Stored rows:
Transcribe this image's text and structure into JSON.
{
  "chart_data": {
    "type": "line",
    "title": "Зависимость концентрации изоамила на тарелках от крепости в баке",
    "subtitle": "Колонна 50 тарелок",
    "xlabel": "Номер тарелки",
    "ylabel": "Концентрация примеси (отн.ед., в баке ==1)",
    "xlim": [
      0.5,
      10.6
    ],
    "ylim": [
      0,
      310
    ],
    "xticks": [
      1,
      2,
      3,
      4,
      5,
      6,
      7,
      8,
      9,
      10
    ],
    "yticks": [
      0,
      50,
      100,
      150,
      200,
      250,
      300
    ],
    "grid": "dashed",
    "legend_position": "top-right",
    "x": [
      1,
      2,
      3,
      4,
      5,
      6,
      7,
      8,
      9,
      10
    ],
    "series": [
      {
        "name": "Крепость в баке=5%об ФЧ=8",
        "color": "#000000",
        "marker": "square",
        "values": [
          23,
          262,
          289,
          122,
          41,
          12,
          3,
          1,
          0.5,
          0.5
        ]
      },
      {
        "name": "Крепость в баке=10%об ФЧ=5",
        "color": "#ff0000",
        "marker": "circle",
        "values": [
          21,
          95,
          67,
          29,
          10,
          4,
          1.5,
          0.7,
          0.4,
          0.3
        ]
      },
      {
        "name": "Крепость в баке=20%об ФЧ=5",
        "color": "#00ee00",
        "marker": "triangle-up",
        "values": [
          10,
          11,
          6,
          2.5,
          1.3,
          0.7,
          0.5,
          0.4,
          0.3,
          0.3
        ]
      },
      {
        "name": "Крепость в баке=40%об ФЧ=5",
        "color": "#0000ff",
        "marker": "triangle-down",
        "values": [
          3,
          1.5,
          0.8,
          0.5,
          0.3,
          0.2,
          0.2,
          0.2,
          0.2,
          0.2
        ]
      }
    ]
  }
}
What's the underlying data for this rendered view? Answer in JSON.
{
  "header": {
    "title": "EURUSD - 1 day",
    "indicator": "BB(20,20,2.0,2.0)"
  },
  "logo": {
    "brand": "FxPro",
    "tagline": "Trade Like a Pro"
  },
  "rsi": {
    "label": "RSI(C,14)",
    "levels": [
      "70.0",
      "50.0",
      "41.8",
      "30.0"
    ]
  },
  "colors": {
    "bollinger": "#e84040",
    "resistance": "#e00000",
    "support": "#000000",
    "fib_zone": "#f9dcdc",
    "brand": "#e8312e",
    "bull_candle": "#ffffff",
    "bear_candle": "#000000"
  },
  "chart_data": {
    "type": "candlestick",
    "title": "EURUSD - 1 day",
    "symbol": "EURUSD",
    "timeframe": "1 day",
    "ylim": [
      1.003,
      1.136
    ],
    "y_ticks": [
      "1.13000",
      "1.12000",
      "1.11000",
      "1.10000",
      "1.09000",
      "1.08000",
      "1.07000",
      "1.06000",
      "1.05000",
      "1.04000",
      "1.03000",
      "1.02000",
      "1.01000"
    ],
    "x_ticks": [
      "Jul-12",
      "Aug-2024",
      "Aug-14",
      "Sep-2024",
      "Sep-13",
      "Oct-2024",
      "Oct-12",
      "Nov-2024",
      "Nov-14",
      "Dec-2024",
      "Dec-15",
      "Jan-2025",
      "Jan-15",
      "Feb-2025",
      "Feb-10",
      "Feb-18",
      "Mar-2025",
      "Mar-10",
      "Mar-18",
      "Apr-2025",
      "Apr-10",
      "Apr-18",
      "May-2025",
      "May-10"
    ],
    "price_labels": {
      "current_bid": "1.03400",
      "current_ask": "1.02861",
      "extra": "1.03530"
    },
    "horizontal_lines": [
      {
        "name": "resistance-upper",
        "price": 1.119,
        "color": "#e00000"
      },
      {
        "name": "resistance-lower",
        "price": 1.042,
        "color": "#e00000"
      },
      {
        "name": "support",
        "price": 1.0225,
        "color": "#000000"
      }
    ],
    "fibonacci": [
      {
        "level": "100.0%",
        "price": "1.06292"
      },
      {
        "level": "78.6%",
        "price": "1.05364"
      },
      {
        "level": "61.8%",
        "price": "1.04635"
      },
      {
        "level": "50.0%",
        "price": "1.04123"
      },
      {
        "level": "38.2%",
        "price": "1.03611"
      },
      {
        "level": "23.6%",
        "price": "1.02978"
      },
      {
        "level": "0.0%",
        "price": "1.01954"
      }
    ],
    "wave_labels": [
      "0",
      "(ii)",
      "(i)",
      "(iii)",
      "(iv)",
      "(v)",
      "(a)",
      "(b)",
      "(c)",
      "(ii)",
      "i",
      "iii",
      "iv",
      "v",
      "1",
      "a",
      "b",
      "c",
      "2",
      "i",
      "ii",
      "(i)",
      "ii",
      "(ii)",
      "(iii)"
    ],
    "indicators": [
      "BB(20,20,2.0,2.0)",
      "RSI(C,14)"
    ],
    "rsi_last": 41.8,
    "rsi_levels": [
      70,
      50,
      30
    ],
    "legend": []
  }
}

Set exercise:
Go over the records above line by line and count those holding the word "resistance". Reply only with the number.

Task output:
3